Using the records that follow, copy every line containing the word "icon".

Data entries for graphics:
____

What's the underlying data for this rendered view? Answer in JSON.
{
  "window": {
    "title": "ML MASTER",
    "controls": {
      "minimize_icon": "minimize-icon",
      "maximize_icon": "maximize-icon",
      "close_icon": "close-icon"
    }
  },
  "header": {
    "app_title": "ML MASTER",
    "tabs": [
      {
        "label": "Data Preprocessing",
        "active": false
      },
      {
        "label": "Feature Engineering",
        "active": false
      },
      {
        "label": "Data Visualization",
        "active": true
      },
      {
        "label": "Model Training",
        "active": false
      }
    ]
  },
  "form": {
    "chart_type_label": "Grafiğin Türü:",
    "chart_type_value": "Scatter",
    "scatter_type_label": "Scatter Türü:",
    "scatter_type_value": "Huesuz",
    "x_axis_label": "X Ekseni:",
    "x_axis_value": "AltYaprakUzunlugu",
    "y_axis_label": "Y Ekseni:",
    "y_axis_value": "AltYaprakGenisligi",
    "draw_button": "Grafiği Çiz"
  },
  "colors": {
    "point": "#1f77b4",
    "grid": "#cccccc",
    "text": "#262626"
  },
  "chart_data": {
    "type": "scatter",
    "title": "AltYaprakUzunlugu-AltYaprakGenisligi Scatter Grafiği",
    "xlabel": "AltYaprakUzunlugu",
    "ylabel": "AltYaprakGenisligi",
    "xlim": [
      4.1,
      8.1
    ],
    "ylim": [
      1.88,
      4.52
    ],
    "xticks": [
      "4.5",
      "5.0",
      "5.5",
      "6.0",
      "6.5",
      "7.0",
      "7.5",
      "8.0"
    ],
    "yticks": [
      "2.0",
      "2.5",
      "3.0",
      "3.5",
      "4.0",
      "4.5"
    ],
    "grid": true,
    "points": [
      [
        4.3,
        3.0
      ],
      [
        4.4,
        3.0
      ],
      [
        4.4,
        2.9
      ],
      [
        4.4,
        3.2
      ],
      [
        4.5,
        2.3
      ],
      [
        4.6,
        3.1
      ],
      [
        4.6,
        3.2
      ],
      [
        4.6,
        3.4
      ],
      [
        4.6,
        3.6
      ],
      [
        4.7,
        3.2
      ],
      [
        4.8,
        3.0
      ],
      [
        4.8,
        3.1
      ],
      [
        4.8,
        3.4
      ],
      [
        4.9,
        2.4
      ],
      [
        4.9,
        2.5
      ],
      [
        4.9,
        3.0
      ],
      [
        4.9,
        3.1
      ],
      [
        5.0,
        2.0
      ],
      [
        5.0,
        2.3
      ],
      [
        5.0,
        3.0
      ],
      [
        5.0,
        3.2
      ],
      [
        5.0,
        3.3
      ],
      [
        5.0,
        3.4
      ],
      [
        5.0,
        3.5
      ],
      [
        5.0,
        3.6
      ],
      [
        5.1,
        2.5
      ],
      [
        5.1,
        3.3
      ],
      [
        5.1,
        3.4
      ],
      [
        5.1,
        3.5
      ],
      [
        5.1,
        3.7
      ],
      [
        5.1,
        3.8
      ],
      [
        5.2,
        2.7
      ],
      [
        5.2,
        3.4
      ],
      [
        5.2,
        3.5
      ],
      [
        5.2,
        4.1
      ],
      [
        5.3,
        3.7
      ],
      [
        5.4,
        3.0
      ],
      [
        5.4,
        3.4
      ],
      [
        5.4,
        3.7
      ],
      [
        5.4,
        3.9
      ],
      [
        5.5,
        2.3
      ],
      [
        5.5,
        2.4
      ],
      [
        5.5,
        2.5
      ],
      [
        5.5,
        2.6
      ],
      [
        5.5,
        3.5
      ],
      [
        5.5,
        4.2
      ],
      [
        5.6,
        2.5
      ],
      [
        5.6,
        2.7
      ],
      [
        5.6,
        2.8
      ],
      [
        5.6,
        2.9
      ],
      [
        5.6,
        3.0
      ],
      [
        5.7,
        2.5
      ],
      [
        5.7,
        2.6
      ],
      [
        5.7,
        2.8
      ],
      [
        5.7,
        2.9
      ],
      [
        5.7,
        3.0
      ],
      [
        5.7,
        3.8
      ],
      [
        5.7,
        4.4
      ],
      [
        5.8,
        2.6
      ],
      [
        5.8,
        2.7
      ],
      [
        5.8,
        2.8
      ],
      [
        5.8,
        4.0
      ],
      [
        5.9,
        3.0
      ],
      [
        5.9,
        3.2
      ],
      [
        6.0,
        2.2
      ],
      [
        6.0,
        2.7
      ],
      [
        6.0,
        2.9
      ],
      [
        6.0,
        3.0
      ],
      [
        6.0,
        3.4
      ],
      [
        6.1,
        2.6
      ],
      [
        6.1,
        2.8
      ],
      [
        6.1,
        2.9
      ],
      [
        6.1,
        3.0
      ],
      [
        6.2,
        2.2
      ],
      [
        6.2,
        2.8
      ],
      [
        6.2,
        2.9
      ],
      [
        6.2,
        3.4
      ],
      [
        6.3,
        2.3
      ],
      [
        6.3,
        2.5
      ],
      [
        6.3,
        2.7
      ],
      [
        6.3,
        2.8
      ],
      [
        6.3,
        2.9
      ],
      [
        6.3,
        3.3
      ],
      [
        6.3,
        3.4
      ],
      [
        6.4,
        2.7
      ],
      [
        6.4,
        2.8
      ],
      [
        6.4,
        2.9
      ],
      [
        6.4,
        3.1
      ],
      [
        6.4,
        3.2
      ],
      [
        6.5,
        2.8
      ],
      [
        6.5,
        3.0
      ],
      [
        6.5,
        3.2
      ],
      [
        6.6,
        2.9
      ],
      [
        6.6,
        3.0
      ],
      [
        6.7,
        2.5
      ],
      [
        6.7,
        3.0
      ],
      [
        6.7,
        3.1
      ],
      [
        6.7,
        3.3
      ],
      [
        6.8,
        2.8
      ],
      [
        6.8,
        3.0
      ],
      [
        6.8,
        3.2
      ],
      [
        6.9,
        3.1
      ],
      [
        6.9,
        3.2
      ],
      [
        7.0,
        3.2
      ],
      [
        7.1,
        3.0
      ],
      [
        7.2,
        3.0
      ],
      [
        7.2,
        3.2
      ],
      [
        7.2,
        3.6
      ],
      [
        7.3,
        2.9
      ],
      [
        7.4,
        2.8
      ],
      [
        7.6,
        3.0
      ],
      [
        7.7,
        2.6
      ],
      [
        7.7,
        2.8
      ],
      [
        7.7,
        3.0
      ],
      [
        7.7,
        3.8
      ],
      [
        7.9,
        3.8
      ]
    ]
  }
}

____

> Output for this exercise:
      "minimize_icon": "minimize-icon",
      "maximize_icon": "maximize-icon",
      "close_icon": "close-icon"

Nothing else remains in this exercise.